§ Task
Can you reproduce the data beneath, keeping every line exact?

Rows from a figure dataset:
□ □ □ □
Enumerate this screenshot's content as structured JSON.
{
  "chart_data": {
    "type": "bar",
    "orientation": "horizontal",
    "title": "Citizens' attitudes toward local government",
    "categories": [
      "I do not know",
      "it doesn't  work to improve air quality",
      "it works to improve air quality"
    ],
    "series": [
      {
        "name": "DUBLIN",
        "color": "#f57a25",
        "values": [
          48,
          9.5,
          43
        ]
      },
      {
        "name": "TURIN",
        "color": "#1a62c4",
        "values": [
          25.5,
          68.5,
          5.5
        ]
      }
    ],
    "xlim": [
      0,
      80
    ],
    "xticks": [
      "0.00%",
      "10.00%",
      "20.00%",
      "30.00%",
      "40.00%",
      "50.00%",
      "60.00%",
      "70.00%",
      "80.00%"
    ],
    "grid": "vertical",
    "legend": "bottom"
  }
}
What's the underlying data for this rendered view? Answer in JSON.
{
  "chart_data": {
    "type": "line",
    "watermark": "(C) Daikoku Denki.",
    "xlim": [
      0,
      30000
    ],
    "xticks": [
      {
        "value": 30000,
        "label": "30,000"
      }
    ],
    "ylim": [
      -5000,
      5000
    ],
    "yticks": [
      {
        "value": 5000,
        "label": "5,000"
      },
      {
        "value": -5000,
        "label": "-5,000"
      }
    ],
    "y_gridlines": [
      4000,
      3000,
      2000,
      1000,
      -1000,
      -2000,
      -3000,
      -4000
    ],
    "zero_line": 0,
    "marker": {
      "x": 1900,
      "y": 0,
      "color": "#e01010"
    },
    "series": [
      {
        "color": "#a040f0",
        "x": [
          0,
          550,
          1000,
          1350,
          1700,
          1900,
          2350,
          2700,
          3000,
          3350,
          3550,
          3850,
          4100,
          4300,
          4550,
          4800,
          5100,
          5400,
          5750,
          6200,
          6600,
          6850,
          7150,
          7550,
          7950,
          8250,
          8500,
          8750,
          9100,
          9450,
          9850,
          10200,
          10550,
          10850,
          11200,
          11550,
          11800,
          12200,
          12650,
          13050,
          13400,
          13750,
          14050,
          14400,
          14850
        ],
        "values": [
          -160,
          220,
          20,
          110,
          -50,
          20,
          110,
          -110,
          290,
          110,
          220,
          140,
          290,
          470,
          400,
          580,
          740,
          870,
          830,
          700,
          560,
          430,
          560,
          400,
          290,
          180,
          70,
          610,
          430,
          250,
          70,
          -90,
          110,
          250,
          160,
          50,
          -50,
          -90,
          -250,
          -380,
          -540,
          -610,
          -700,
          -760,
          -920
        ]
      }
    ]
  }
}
□ □ □ □
§ Exercise answer
Enumerate this screenshot's content as structured JSON.
{
  "chart_data": {
    "type": "bar",
    "orientation": "horizontal",
    "title": "Citizens' attitudes toward local government",
    "categories": [
      "I do not know",
      "it doesn't  work to improve air quality",
      "it works to improve air quality"
    ],
    "series": [
      {
        "name": "DUBLIN",
        "color": "#f57a25",
        "values": [
          48,
          9.5,
          43
        ]
      },
      {
        "name": "TURIN",
        "color": "#1a62c4",
        "values": [
          25.5,
          68.5,
          5.5
        ]
      }
    ],
    "xlim": [
      0,
      80
    ],
    "xticks": [
      "0.00%",
      "10.00%",
      "20.00%",
      "30.00%",
      "40.00%",
      "50.00%",
      "60.00%",
      "70.00%",
      "80.00%"
    ],
    "grid": "vertical",
    "legend": "bottom"
  }
}
What's the underlying data for this rendered view? Answer in JSON.
{
  "chart_data": {
    "type": "line",
    "watermark": "(C) Daikoku Denki.",
    "xlim": [
      0,
      30000
    ],
    "xticks": [
      {
        "value": 30000,
        "label": "30,000"
      }
    ],
    "ylim": [
      -5000,
      5000
    ],
    "yticks": [
      {
        "value": 5000,
        "label": "5,000"
      },
      {
        "value": -5000,
        "label": "-5,000"
      }
    ],
    "y_gridlines": [
      4000,
      3000,
      2000,
      1000,
      -1000,
      -2000,
      -3000,
      -4000
    ],
    "zero_line": 0,
    "marker": {
      "x": 1900,
      "y": 0,
      "color": "#e01010"
    },
    "series": [
      {
        "color": "#a040f0",
        "x": [
          0,
          550,
          1000,
          1350,
          1700,
          1900,
          2350,
          2700,
          3000,
          3350,
          3550,
          3850,
          4100,
          4300,
          4550,
          4800,
          5100,
          5400,
          5750,
          6200,
          6600,
          6850,
          7150,
          7550,
          7950,
          8250,
          8500,
          8750,
          9100,
          9450,
          9850,
          10200,
          10550,
          10850,
          11200,
          11550,
          11800,
          12200,
          12650,
          13050,
          13400,
          13750,
          14050,
          14400,
          14850
        ],
        "values": [
          -160,
          220,
          20,
          110,
          -50,
          20,
          110,
          -110,
          290,
          110,
          220,
          140,
          290,
          470,
          400,
          580,
          740,
          870,
          830,
          700,
          560,
          430,
          560,
          400,
          290,
          180,
          70,
          610,
          430,
          250,
          70,
          -90,
          110,
          250,
          160,
          50,
          -50,
          -90,
          -250,
          -380,
          -540,
          -610,
          -700,
          -760,
          -920
        ]
      }
    ]
  }
}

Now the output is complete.